**Task to carry out**
Look through the listing and locate every line containing the word "الثيب"; copy those lines.

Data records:
------------------------------------
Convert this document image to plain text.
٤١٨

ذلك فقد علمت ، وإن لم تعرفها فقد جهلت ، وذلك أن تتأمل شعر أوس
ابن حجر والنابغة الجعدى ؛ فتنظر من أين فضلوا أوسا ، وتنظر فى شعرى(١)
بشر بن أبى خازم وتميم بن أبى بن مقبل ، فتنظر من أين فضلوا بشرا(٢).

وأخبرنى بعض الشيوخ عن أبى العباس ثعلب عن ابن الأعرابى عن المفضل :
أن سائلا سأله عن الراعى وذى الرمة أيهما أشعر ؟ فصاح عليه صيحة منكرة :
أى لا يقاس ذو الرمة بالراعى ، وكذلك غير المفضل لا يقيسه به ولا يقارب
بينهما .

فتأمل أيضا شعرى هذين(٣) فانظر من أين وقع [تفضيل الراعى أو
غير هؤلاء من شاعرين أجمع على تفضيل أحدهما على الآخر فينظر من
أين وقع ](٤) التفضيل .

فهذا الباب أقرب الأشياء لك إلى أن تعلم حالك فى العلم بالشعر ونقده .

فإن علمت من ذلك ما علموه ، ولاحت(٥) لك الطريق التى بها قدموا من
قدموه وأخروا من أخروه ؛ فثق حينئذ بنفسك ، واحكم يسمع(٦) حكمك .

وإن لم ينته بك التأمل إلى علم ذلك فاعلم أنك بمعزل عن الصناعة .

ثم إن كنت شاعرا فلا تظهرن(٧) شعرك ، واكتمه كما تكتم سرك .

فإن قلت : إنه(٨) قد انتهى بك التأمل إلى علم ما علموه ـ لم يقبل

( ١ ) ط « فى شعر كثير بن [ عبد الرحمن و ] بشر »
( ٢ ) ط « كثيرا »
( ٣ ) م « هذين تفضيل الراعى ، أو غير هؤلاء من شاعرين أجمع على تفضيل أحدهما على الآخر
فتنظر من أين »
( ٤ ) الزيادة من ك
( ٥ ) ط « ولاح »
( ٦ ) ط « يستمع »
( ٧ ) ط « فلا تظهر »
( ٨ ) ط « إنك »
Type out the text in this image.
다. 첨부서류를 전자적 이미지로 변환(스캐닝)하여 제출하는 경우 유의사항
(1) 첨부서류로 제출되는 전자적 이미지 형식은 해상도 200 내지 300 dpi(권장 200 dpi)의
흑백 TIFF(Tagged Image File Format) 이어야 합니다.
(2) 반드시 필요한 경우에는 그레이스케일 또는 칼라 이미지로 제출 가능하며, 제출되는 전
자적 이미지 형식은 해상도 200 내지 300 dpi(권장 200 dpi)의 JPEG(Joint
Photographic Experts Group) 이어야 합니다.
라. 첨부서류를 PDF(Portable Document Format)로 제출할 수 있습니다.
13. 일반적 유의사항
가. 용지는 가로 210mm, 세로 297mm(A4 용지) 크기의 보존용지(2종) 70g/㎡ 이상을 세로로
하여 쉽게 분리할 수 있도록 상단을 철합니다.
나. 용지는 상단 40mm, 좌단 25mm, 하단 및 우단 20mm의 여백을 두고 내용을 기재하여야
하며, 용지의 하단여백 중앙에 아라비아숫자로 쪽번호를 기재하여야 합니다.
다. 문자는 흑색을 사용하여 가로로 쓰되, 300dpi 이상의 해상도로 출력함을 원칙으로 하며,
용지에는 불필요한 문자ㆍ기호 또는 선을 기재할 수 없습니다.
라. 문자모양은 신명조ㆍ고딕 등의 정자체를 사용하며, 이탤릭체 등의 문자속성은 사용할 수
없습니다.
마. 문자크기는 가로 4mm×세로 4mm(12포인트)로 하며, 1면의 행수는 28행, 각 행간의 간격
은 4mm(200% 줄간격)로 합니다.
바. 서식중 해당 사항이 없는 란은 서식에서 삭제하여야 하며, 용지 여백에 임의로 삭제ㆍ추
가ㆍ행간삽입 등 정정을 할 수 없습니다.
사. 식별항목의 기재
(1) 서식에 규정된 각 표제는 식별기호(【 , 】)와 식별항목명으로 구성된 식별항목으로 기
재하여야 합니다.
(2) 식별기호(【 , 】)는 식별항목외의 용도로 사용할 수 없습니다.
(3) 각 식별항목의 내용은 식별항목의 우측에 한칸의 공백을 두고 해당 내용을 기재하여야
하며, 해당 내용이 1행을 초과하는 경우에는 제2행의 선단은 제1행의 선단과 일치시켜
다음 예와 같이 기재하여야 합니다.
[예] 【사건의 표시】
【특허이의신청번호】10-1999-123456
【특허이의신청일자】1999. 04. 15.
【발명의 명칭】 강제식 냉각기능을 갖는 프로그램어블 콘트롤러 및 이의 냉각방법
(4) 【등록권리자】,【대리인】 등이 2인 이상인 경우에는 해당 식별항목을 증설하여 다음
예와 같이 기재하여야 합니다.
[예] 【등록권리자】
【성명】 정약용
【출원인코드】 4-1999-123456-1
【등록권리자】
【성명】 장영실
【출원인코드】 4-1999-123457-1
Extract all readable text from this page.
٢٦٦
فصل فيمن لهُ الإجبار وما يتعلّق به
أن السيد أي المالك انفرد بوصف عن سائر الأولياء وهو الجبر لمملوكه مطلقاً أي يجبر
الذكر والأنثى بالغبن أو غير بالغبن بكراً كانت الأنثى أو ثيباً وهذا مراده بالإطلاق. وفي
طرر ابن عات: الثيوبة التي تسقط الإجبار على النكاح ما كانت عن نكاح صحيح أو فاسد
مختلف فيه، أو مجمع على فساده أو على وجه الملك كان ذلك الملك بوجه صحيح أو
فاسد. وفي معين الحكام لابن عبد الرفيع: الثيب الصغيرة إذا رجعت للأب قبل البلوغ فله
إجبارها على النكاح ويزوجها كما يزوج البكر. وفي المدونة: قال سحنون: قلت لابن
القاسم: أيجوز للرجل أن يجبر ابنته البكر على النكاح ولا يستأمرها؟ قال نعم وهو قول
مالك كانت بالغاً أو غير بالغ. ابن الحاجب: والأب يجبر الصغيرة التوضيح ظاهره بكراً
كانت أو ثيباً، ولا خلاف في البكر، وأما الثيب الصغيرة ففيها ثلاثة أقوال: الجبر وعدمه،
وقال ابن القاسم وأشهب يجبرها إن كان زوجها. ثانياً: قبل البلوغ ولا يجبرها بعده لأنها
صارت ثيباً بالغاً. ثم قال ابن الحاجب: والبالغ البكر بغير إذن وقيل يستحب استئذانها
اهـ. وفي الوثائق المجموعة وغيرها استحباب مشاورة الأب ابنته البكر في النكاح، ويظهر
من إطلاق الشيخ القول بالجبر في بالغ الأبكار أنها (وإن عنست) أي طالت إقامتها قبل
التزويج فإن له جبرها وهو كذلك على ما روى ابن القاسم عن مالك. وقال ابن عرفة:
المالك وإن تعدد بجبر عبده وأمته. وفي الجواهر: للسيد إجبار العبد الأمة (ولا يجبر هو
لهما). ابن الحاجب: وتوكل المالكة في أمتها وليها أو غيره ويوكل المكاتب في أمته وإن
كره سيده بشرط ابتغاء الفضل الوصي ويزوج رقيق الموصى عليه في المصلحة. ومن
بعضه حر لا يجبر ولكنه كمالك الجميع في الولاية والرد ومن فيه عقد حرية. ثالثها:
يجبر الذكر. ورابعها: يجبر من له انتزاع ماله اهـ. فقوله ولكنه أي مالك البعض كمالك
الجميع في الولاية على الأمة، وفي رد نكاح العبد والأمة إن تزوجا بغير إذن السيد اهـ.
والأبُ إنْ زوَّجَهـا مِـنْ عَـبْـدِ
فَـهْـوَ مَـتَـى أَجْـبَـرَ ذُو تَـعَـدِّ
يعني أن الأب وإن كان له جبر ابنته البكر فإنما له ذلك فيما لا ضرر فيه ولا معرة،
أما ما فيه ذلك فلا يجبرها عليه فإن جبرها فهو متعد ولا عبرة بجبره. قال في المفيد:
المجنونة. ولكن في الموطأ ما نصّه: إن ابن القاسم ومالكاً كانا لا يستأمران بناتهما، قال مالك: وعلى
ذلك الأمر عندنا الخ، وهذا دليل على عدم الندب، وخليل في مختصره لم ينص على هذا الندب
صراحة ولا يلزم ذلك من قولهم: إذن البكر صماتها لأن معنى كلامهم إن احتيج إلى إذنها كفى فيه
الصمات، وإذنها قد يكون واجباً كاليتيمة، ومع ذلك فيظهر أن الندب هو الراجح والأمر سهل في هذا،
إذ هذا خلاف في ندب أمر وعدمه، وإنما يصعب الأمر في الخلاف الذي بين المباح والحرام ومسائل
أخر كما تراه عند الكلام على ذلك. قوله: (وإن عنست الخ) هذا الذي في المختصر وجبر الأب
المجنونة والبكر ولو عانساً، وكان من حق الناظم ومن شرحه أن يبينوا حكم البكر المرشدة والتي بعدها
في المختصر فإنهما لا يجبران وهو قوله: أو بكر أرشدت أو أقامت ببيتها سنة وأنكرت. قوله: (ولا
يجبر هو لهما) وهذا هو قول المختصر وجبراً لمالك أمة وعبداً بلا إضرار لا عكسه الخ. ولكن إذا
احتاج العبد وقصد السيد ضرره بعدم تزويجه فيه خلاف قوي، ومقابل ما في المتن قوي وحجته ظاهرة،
------------------------------------
**Expected answer**
فاسد. وفي معين الحكام لابن عبد الرفيع: الثيب الصغيرة إذا رجعت للأب قبل البلوغ فله
كانت أو ثيباً، ولا خلاف في البكر، وأما الثيب الصغيرة ففيها ثلاثة أقوال: الجبر وعدمه،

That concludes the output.